[Start of Entries supplied]
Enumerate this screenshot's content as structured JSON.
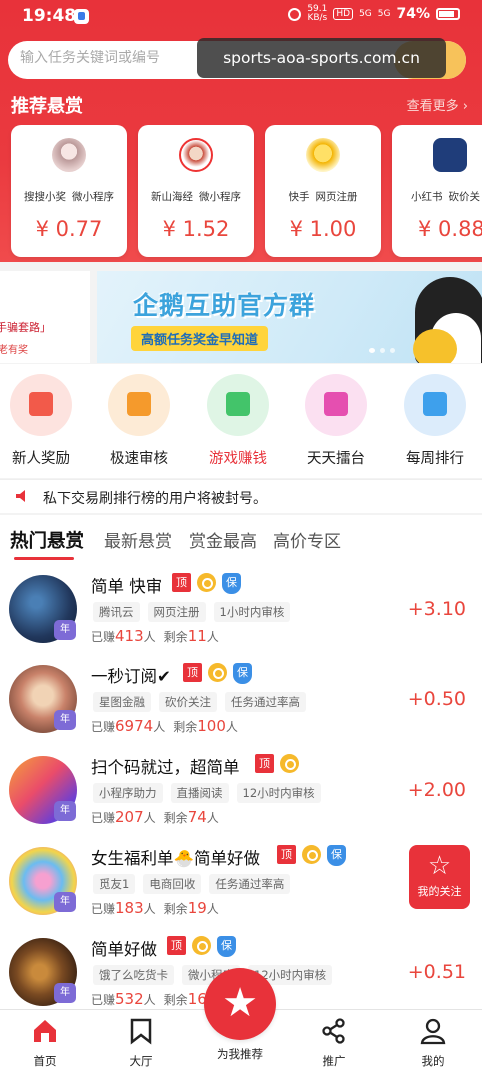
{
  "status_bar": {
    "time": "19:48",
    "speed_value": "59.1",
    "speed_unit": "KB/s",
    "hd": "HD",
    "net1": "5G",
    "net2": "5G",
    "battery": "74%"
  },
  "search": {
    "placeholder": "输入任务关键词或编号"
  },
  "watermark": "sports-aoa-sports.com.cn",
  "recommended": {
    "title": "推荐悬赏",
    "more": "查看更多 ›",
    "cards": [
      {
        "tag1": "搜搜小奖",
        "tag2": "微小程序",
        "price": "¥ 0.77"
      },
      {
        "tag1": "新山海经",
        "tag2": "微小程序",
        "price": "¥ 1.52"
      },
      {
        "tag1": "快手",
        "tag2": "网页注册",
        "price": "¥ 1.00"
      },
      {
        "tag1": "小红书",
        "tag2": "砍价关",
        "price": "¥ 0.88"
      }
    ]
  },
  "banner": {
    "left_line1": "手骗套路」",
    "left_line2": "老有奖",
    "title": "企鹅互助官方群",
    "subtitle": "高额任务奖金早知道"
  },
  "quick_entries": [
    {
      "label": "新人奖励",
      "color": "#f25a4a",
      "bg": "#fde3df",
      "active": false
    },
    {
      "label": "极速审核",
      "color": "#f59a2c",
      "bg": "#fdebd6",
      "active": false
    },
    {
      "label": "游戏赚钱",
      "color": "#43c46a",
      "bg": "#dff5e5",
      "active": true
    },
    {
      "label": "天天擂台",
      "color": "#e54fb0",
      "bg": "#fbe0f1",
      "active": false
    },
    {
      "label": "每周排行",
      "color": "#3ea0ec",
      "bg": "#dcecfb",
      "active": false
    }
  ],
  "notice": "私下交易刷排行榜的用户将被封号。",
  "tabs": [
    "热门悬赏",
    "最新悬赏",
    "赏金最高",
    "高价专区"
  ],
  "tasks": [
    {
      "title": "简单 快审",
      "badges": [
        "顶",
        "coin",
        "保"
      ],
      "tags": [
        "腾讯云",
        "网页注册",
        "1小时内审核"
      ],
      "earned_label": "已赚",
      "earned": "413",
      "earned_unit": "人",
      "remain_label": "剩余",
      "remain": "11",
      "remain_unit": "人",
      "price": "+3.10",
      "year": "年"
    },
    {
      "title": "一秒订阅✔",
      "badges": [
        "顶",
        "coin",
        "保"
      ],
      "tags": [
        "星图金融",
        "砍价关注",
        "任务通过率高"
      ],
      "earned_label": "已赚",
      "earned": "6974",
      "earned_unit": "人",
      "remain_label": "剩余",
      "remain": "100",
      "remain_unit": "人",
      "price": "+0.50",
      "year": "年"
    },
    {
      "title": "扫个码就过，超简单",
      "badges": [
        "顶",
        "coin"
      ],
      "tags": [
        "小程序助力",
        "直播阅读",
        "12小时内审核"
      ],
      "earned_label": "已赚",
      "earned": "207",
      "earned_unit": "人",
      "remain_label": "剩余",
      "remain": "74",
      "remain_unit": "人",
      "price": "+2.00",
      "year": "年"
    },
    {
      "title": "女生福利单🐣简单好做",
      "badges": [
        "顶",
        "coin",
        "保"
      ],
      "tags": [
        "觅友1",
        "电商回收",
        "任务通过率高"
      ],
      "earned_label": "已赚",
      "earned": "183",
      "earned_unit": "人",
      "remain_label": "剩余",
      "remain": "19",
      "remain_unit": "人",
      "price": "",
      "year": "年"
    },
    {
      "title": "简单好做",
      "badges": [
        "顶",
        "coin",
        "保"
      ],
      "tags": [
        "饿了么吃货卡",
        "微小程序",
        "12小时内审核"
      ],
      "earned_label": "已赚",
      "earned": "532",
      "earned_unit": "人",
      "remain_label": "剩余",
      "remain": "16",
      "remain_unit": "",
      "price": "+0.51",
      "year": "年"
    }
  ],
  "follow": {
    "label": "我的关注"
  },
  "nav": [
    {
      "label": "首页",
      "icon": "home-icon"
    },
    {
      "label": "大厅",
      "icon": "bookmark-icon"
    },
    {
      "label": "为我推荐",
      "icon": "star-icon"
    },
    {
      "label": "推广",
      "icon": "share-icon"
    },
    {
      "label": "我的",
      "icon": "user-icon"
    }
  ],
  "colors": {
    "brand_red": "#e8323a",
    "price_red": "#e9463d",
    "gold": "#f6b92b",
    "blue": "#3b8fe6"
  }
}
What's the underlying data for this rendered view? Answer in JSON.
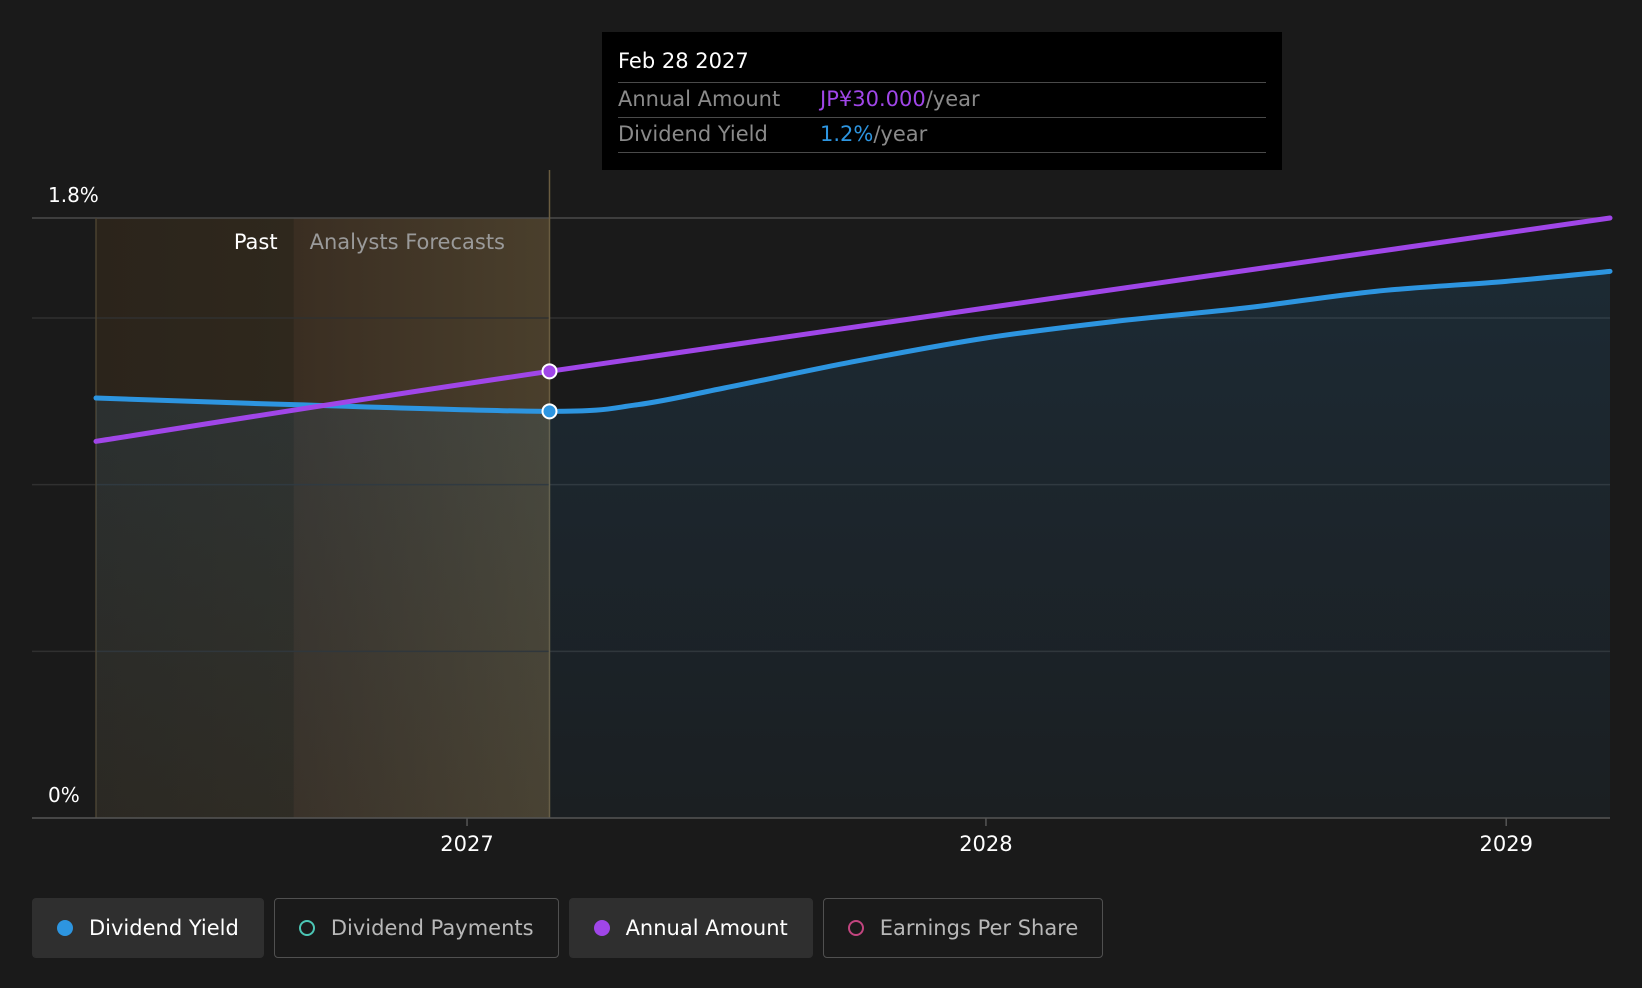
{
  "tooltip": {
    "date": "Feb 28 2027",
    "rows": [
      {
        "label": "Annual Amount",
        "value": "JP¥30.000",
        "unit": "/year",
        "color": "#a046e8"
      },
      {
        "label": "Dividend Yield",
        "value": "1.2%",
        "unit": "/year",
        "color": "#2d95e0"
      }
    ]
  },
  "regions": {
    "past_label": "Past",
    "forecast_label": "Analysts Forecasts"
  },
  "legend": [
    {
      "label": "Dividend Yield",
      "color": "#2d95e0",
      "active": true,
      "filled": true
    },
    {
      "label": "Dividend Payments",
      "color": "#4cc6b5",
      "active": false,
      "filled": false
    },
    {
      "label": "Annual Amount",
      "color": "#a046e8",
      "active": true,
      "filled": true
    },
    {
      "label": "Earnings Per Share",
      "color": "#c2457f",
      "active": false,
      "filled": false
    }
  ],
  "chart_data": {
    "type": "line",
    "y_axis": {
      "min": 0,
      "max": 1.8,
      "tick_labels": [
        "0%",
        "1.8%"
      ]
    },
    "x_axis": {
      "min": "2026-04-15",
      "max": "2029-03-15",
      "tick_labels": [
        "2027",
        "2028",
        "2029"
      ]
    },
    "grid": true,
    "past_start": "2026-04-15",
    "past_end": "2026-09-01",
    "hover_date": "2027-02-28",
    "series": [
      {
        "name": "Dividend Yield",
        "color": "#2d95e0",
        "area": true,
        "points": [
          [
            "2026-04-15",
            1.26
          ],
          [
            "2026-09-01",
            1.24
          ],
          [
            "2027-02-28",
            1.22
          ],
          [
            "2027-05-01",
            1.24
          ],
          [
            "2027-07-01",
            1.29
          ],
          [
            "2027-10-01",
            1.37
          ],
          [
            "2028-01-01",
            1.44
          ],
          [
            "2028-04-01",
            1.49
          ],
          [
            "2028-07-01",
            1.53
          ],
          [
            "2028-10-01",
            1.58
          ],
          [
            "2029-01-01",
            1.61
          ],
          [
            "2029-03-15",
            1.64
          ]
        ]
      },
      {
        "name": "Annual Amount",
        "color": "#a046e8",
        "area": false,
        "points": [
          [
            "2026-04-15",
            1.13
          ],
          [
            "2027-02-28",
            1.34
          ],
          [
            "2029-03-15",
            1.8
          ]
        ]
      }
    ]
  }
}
[End of Entries supplied]
Job: Copy the listing exactly. Any image in it stays out of the copy.

Exercise result:
Enumerate this screenshot's content as structured JSON.
{
  "status_bar": {
    "time": "19:48",
    "speed_value": "59.1",
    "speed_unit": "KB/s",
    "hd": "HD",
    "net1": "5G",
    "net2": "5G",
    "battery": "74%"
  },
  "search": {
    "placeholder": "输入任务关键词或编号"
  },
  "watermark": "sports-aoa-sports.com.cn",
  "recommended": {
    "title": "推荐悬赏",
    "more": "查看更多 ›",
    "cards": [
      {
        "tag1": "搜搜小奖",
        "tag2": "微小程序",
        "price": "¥ 0.77"
      },
      {
        "tag1": "新山海经",
        "tag2": "微小程序",
        "price": "¥ 1.52"
      },
      {
        "tag1": "快手",
        "tag2": "网页注册",
        "price": "¥ 1.00"
      },
      {
        "tag1": "小红书",
        "tag2": "砍价关",
        "price": "¥ 0.88"
      }
    ]
  },
  "banner": {
    "left_line1": "手骗套路」",
    "left_line2": "老有奖",
    "title": "企鹅互助官方群",
    "subtitle": "高额任务奖金早知道"
  },
  "quick_entries": [
    {
      "label": "新人奖励",
      "color": "#f25a4a",
      "bg": "#fde3df",
      "active": false
    },
    {
      "label": "极速审核",
      "color": "#f59a2c",
      "bg": "#fdebd6",
      "active": false
    },
    {
      "label": "游戏赚钱",
      "color": "#43c46a",
      "bg": "#dff5e5",
      "active": true
    },
    {
      "label": "天天擂台",
      "color": "#e54fb0",
      "bg": "#fbe0f1",
      "active": false
    },
    {
      "label": "每周排行",
      "color": "#3ea0ec",
      "bg": "#dcecfb",
      "active": false
    }
  ],
  "notice": "私下交易刷排行榜的用户将被封号。",
  "tabs": [
    "热门悬赏",
    "最新悬赏",
    "赏金最高",
    "高价专区"
  ],
  "tasks": [
    {
      "title": "简单 快审",
      "badges": [
        "顶",
        "coin",
        "保"
      ],
      "tags": [
        "腾讯云",
        "网页注册",
        "1小时内审核"
      ],
      "earned_label": "已赚",
      "earned": "413",
      "earned_unit": "人",
      "remain_label": "剩余",
      "remain": "11",
      "remain_unit": "人",
      "price": "+3.10",
      "year": "年"
    },
    {
      "title": "一秒订阅✔",
      "badges": [
        "顶",
        "coin",
        "保"
      ],
      "tags": [
        "星图金融",
        "砍价关注",
        "任务通过率高"
      ],
      "earned_label": "已赚",
      "earned": "6974",
      "earned_unit": "人",
      "remain_label": "剩余",
      "remain": "100",
      "remain_unit": "人",
      "price": "+0.50",
      "year": "年"
    },
    {
      "title": "扫个码就过，超简单",
      "badges": [
        "顶",
        "coin"
      ],
      "tags": [
        "小程序助力",
        "直播阅读",
        "12小时内审核"
      ],
      "earned_label": "已赚",
      "earned": "207",
      "earned_unit": "人",
      "remain_label": "剩余",
      "remain": "74",
      "remain_unit": "人",
      "price": "+2.00",
      "year": "年"
    },
    {
      "title": "女生福利单🐣简单好做",
      "badges": [
        "顶",
        "coin",
        "保"
      ],
      "tags": [
        "觅友1",
        "电商回收",
        "任务通过率高"
      ],
      "earned_label": "已赚",
      "earned": "183",
      "earned_unit": "人",
      "remain_label": "剩余",
      "remain": "19",
      "remain_unit": "人",
      "price": "",
      "year": "年"
    },
    {
      "title": "简单好做",
      "badges": [
        "顶",
        "coin",
        "保"
      ],
      "tags": [
        "饿了么吃货卡",
        "微小程序",
        "12小时内审核"
      ],
      "earned_label": "已赚",
      "earned": "532",
      "earned_unit": "人",
      "remain_label": "剩余",
      "remain": "16",
      "remain_unit": "",
      "price": "+0.51",
      "year": "年"
    }
  ],
  "follow": {
    "label": "我的关注"
  },
  "nav": [
    {
      "label": "首页",
      "icon": "home-icon"
    },
    {
      "label": "大厅",
      "icon": "bookmark-icon"
    },
    {
      "label": "为我推荐",
      "icon": "star-icon"
    },
    {
      "label": "推广",
      "icon": "share-icon"
    },
    {
      "label": "我的",
      "icon": "user-icon"
    }
  ],
  "colors": {
    "brand_red": "#e8323a",
    "price_red": "#e9463d",
    "gold": "#f6b92b",
    "blue": "#3b8fe6"
  }
}
What's the underlying data for this rendered view? Answer in JSON.
{
  "tooltip": {
    "date": "Feb 28 2027",
    "rows": [
      {
        "label": "Annual Amount",
        "value": "JP¥30.000",
        "unit": "/year",
        "color": "#a046e8"
      },
      {
        "label": "Dividend Yield",
        "value": "1.2%",
        "unit": "/year",
        "color": "#2d95e0"
      }
    ]
  },
  "regions": {
    "past_label": "Past",
    "forecast_label": "Analysts Forecasts"
  },
  "legend": [
    {
      "label": "Dividend Yield",
      "color": "#2d95e0",
      "active": true,
      "filled": true
    },
    {
      "label": "Dividend Payments",
      "color": "#4cc6b5",
      "active": false,
      "filled": false
    },
    {
      "label": "Annual Amount",
      "color": "#a046e8",
      "active": true,
      "filled": true
    },
    {
      "label": "Earnings Per Share",
      "color": "#c2457f",
      "active": false,
      "filled": false
    }
  ],
  "chart_data": {
    "type": "line",
    "y_axis": {
      "min": 0,
      "max": 1.8,
      "tick_labels": [
        "0%",
        "1.8%"
      ]
    },
    "x_axis": {
      "min": "2026-04-15",
      "max": "2029-03-15",
      "tick_labels": [
        "2027",
        "2028",
        "2029"
      ]
    },
    "grid": true,
    "past_start": "2026-04-15",
    "past_end": "2026-09-01",
    "hover_date": "2027-02-28",
    "series": [
      {
        "name": "Dividend Yield",
        "color": "#2d95e0",
        "area": true,
        "points": [
          [
            "2026-04-15",
            1.26
          ],
          [
            "2026-09-01",
            1.24
          ],
          [
            "2027-02-28",
            1.22
          ],
          [
            "2027-05-01",
            1.24
          ],
          [
            "2027-07-01",
            1.29
          ],
          [
            "2027-10-01",
            1.37
          ],
          [
            "2028-01-01",
            1.44
          ],
          [
            "2028-04-01",
            1.49
          ],
          [
            "2028-07-01",
            1.53
          ],
          [
            "2028-10-01",
            1.58
          ],
          [
            "2029-01-01",
            1.61
          ],
          [
            "2029-03-15",
            1.64
          ]
        ]
      },
      {
        "name": "Annual Amount",
        "color": "#a046e8",
        "area": false,
        "points": [
          [
            "2026-04-15",
            1.13
          ],
          [
            "2027-02-28",
            1.34
          ],
          [
            "2029-03-15",
            1.8
          ]
        ]
      }
    ]
  }
}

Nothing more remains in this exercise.